Figure record listings:
^^^^^^^^
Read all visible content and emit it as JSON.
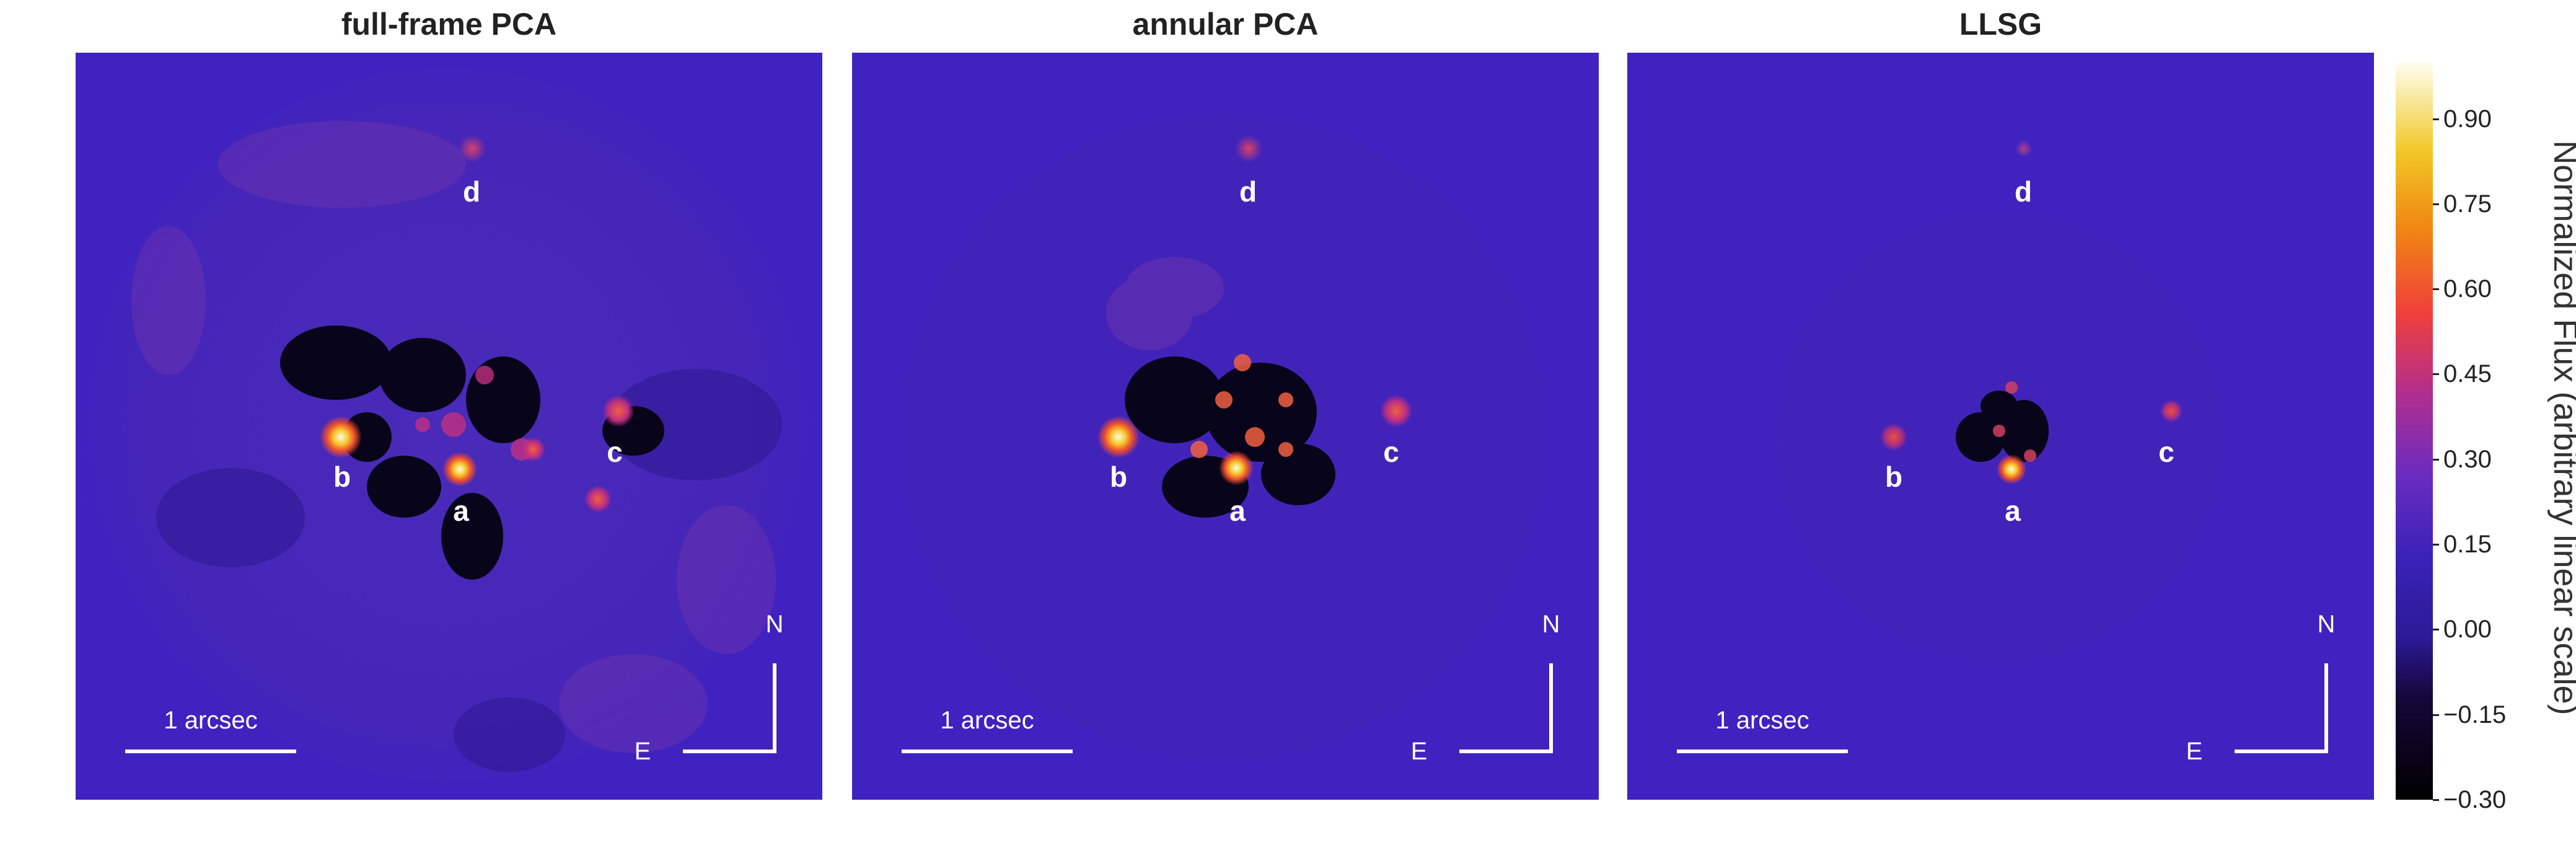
{
  "panels": [
    {
      "title": "full-frame PCA",
      "labels": {
        "a": "a",
        "b": "b",
        "c": "c",
        "d": "d"
      },
      "scale": "1 arcsec",
      "compass": {
        "n": "N",
        "e": "E"
      }
    },
    {
      "title": "annular PCA",
      "labels": {
        "a": "a",
        "b": "b",
        "c": "c",
        "d": "d"
      },
      "scale": "1 arcsec",
      "compass": {
        "n": "N",
        "e": "E"
      }
    },
    {
      "title": "LLSG",
      "labels": {
        "a": "a",
        "b": "b",
        "c": "c",
        "d": "d"
      },
      "scale": "1 arcsec",
      "compass": {
        "n": "N",
        "e": "E"
      }
    }
  ],
  "colorbar": {
    "label": "Normalized Flux (arbitrary linear scale)",
    "ticks": [
      "0.90",
      "0.75",
      "0.60",
      "0.45",
      "0.30",
      "0.15",
      "0.00",
      "−0.15",
      "−0.30"
    ],
    "tick_values": [
      0.9,
      0.75,
      0.6,
      0.45,
      0.3,
      0.15,
      0.0,
      -0.15,
      -0.3
    ],
    "vmin": -0.3,
    "vmax": 1.0
  },
  "colors": {
    "background_map": "#3f22bf",
    "text_on_image": "#ffffff",
    "title_text": "#222222"
  }
}
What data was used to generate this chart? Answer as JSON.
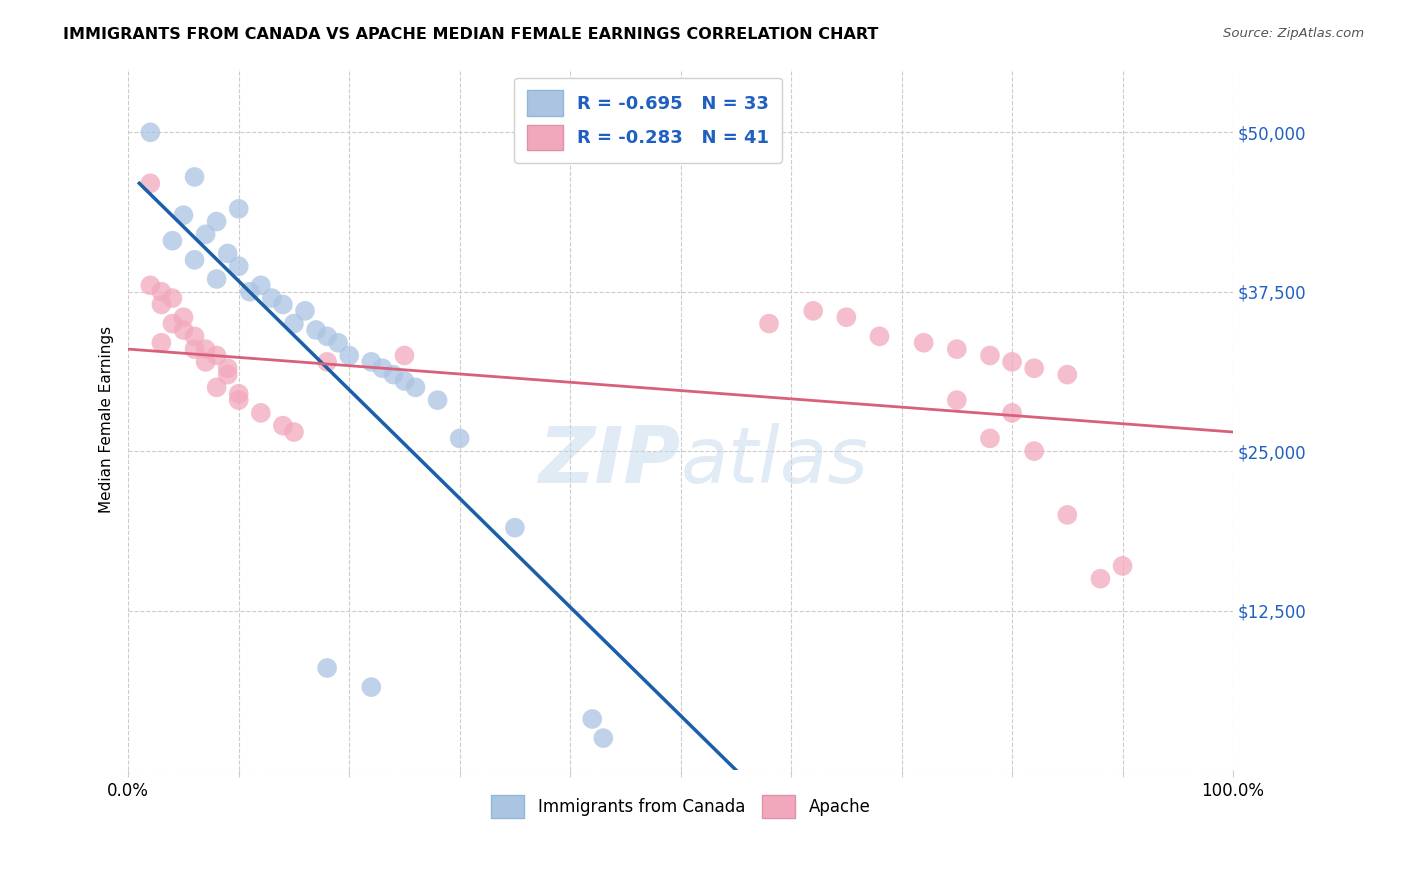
{
  "title": "IMMIGRANTS FROM CANADA VS APACHE MEDIAN FEMALE EARNINGS CORRELATION CHART",
  "source": "Source: ZipAtlas.com",
  "ylabel": "Median Female Earnings",
  "legend1_r": "R = -0.695",
  "legend1_n": "N = 33",
  "legend2_r": "R = -0.283",
  "legend2_n": "N = 41",
  "legend_label1": "Immigrants from Canada",
  "legend_label2": "Apache",
  "blue_color": "#aac4e2",
  "pink_color": "#f2a8bc",
  "blue_line_color": "#1a5fa8",
  "pink_line_color": "#d9607a",
  "blue_scatter": [
    [
      0.002,
      50000
    ],
    [
      0.006,
      46500
    ],
    [
      0.01,
      44000
    ],
    [
      0.005,
      43500
    ],
    [
      0.008,
      43000
    ],
    [
      0.007,
      42000
    ],
    [
      0.004,
      41500
    ],
    [
      0.009,
      40500
    ],
    [
      0.006,
      40000
    ],
    [
      0.01,
      39500
    ],
    [
      0.008,
      38500
    ],
    [
      0.012,
      38000
    ],
    [
      0.011,
      37500
    ],
    [
      0.013,
      37000
    ],
    [
      0.014,
      36500
    ],
    [
      0.016,
      36000
    ],
    [
      0.015,
      35000
    ],
    [
      0.017,
      34500
    ],
    [
      0.018,
      34000
    ],
    [
      0.019,
      33500
    ],
    [
      0.02,
      32500
    ],
    [
      0.022,
      32000
    ],
    [
      0.023,
      31500
    ],
    [
      0.024,
      31000
    ],
    [
      0.025,
      30500
    ],
    [
      0.026,
      30000
    ],
    [
      0.028,
      29000
    ],
    [
      0.03,
      26000
    ],
    [
      0.035,
      19000
    ],
    [
      0.042,
      4000
    ],
    [
      0.043,
      2500
    ],
    [
      0.018,
      8000
    ],
    [
      0.022,
      6500
    ]
  ],
  "pink_scatter": [
    [
      0.002,
      46000
    ],
    [
      0.002,
      38000
    ],
    [
      0.003,
      37500
    ],
    [
      0.004,
      37000
    ],
    [
      0.003,
      36500
    ],
    [
      0.005,
      35500
    ],
    [
      0.004,
      35000
    ],
    [
      0.005,
      34500
    ],
    [
      0.006,
      34000
    ],
    [
      0.003,
      33500
    ],
    [
      0.006,
      33000
    ],
    [
      0.007,
      33000
    ],
    [
      0.008,
      32500
    ],
    [
      0.007,
      32000
    ],
    [
      0.009,
      31500
    ],
    [
      0.009,
      31000
    ],
    [
      0.008,
      30000
    ],
    [
      0.01,
      29500
    ],
    [
      0.01,
      29000
    ],
    [
      0.012,
      28000
    ],
    [
      0.014,
      27000
    ],
    [
      0.015,
      26500
    ],
    [
      0.018,
      32000
    ],
    [
      0.025,
      32500
    ],
    [
      0.058,
      35000
    ],
    [
      0.062,
      36000
    ],
    [
      0.065,
      35500
    ],
    [
      0.068,
      34000
    ],
    [
      0.072,
      33500
    ],
    [
      0.075,
      33000
    ],
    [
      0.078,
      32500
    ],
    [
      0.08,
      32000
    ],
    [
      0.082,
      31500
    ],
    [
      0.085,
      31000
    ],
    [
      0.075,
      29000
    ],
    [
      0.08,
      28000
    ],
    [
      0.078,
      26000
    ],
    [
      0.082,
      25000
    ],
    [
      0.085,
      20000
    ],
    [
      0.09,
      16000
    ],
    [
      0.088,
      15000
    ]
  ],
  "blue_line_x": [
    0.001,
    0.055
  ],
  "blue_line_y": [
    46000,
    0
  ],
  "pink_line_x": [
    0.0,
    0.1
  ],
  "pink_line_y": [
    33000,
    26500
  ],
  "watermark_line1": "ZIP",
  "watermark_line2": "atlas",
  "xlim": [
    0,
    0.1
  ],
  "ylim": [
    0,
    55000
  ],
  "xtick_positions": [
    0.0,
    0.01,
    0.02,
    0.03,
    0.04,
    0.05,
    0.06,
    0.07,
    0.08,
    0.09,
    0.1
  ],
  "ytick_positions": [
    0,
    12500,
    25000,
    37500,
    50000
  ],
  "ytick_labels": [
    "",
    "$12,500",
    "$25,000",
    "$37,500",
    "$50,000"
  ]
}
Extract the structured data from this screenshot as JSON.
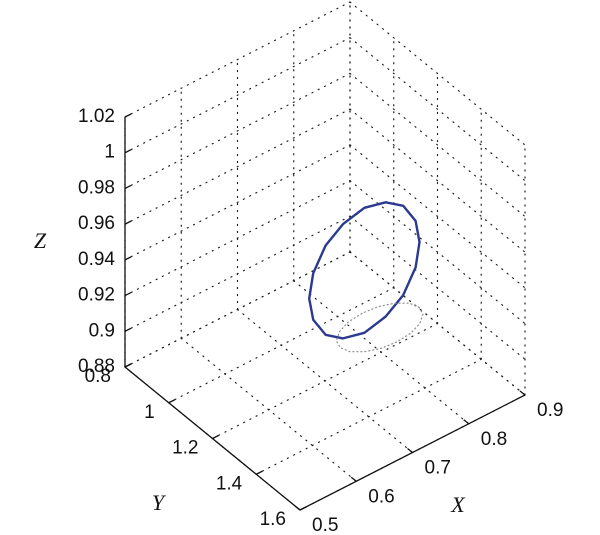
^^^^^^^^
Short problem.
Go through the listing above and locate each line that holds the word "data". Copy those lines.

In response.
What data was used to generate this chart? Answer as JSON.
Extract the structured data from this screenshot as JSON.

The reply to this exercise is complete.